◆ **What to do**:
Each entry should be quoted word for word, including every mark of punctuation.

Figure collection entries:
------

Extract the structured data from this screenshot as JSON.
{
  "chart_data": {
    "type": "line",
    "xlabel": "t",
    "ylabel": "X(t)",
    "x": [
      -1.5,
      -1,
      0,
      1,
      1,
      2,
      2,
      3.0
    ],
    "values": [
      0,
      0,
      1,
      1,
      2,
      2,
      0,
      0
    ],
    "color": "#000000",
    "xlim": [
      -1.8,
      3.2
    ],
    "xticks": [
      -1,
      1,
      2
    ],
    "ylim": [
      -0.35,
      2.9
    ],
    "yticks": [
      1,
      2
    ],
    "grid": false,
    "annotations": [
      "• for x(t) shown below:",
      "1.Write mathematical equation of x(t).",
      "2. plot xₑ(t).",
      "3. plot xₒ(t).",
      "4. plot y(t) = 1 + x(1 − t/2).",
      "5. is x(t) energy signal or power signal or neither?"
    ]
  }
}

------

◆ **Exercise output**:
Extract the structured data from this screenshot as JSON.
{
  "chart_data": {
    "type": "line",
    "xlabel": "t",
    "ylabel": "X(t)",
    "x": [
      -1.5,
      -1,
      0,
      1,
      1,
      2,
      2,
      3.0
    ],
    "values": [
      0,
      0,
      1,
      1,
      2,
      2,
      0,
      0
    ],
    "color": "#000000",
    "xlim": [
      -1.8,
      3.2
    ],
    "xticks": [
      -1,
      1,
      2
    ],
    "ylim": [
      -0.35,
      2.9
    ],
    "yticks": [
      1,
      2
    ],
    "grid": false,
    "annotations": [
      "• for x(t) shown below:",
      "1.Write mathematical equation of x(t).",
      "2. plot xₑ(t).",
      "3. plot xₒ(t).",
      "4. plot y(t) = 1 + x(1 − t/2).",
      "5. is x(t) energy signal or power signal or neither?"
    ]
  }
}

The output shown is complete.